## The problem:
Copy the line containing "Transcribe this image's", then all lines after it up to and including the final line of the material, exactly and without additions.

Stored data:
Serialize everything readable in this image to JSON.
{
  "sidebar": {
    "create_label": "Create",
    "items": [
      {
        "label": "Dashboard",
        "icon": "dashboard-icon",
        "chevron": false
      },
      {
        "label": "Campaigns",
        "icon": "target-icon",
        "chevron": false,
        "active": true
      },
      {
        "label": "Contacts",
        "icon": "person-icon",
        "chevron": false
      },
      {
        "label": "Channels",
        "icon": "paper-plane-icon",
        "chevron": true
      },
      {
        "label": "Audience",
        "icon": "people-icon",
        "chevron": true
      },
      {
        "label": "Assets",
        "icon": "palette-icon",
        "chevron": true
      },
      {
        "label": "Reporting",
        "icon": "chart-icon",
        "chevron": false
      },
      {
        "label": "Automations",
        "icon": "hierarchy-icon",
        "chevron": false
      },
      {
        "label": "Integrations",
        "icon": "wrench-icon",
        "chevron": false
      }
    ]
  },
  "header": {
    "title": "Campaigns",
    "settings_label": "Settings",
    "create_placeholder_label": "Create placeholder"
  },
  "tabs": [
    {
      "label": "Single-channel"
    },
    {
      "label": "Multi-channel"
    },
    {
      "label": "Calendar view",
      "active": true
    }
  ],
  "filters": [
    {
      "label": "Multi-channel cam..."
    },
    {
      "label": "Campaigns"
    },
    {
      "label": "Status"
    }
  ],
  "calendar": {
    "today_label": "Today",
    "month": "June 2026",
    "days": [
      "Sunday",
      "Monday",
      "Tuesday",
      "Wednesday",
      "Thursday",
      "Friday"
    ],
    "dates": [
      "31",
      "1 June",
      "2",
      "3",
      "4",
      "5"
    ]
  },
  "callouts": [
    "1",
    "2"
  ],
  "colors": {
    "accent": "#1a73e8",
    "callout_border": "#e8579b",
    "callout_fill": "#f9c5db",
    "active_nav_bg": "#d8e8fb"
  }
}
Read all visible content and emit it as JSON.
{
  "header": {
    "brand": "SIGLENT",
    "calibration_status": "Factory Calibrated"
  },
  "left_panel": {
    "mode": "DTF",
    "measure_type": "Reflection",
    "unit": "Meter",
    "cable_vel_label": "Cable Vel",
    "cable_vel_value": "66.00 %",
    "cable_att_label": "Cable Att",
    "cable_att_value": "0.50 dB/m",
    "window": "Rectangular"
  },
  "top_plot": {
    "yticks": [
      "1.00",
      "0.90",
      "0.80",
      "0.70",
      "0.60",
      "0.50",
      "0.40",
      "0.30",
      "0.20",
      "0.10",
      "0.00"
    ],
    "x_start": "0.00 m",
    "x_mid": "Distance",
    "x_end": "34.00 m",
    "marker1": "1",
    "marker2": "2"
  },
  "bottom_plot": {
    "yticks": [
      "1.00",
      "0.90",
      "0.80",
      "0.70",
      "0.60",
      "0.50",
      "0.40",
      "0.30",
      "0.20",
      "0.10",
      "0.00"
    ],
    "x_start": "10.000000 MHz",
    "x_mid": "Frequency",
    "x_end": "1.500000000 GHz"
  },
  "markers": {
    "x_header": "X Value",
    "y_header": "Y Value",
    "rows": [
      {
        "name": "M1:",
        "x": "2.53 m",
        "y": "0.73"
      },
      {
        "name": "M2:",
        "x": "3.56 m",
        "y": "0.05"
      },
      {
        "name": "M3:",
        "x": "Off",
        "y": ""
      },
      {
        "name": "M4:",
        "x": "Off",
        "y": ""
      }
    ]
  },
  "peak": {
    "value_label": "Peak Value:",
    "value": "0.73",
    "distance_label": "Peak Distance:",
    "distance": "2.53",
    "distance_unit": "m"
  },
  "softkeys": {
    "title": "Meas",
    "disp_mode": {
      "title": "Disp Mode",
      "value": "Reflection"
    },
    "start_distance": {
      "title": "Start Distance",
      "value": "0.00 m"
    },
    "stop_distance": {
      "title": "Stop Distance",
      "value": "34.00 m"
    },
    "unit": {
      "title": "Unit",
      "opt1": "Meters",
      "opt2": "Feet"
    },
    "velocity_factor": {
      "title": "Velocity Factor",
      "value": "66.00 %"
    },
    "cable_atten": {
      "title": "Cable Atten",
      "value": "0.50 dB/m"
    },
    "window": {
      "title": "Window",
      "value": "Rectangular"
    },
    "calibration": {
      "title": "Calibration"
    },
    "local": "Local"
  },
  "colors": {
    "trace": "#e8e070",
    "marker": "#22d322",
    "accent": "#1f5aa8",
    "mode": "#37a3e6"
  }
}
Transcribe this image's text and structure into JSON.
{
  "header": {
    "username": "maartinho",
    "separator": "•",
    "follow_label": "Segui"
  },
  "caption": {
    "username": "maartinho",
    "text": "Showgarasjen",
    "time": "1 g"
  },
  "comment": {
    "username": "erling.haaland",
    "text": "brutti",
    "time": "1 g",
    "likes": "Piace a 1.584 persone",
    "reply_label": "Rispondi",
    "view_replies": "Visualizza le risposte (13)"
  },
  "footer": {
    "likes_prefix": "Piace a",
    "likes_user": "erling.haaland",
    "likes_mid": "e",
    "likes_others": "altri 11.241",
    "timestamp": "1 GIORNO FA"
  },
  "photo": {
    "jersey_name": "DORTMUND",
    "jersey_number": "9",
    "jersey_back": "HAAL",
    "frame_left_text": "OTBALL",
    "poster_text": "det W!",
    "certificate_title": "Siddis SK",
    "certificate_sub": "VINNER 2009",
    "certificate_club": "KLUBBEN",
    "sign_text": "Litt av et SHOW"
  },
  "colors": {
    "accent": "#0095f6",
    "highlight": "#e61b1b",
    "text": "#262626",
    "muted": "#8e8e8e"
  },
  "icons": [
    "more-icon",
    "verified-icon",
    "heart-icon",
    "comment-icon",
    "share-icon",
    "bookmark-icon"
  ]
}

## Result:
Transcribe this image's text and structure into JSON.
{
  "header": {
    "username": "maartinho",
    "separator": "•",
    "follow_label": "Segui"
  },
  "caption": {
    "username": "maartinho",
    "text": "Showgarasjen",
    "time": "1 g"
  },
  "comment": {
    "username": "erling.haaland",
    "text": "brutti",
    "time": "1 g",
    "likes": "Piace a 1.584 persone",
    "reply_label": "Rispondi",
    "view_replies": "Visualizza le risposte (13)"
  },
  "footer": {
    "likes_prefix": "Piace a",
    "likes_user": "erling.haaland",
    "likes_mid": "e",
    "likes_others": "altri 11.241",
    "timestamp": "1 GIORNO FA"
  },
  "photo": {
    "jersey_name": "DORTMUND",
    "jersey_number": "9",
    "jersey_back": "HAAL",
    "frame_left_text": "OTBALL",
    "poster_text": "det W!",
    "certificate_title": "Siddis SK",
    "certificate_sub": "VINNER 2009",
    "certificate_club": "KLUBBEN",
    "sign_text": "Litt av et SHOW"
  },
  "colors": {
    "accent": "#0095f6",
    "highlight": "#e61b1b",
    "text": "#262626",
    "muted": "#8e8e8e"
  },
  "icons": [
    "more-icon",
    "verified-icon",
    "heart-icon",
    "comment-icon",
    "share-icon",
    "bookmark-icon"
  ]
}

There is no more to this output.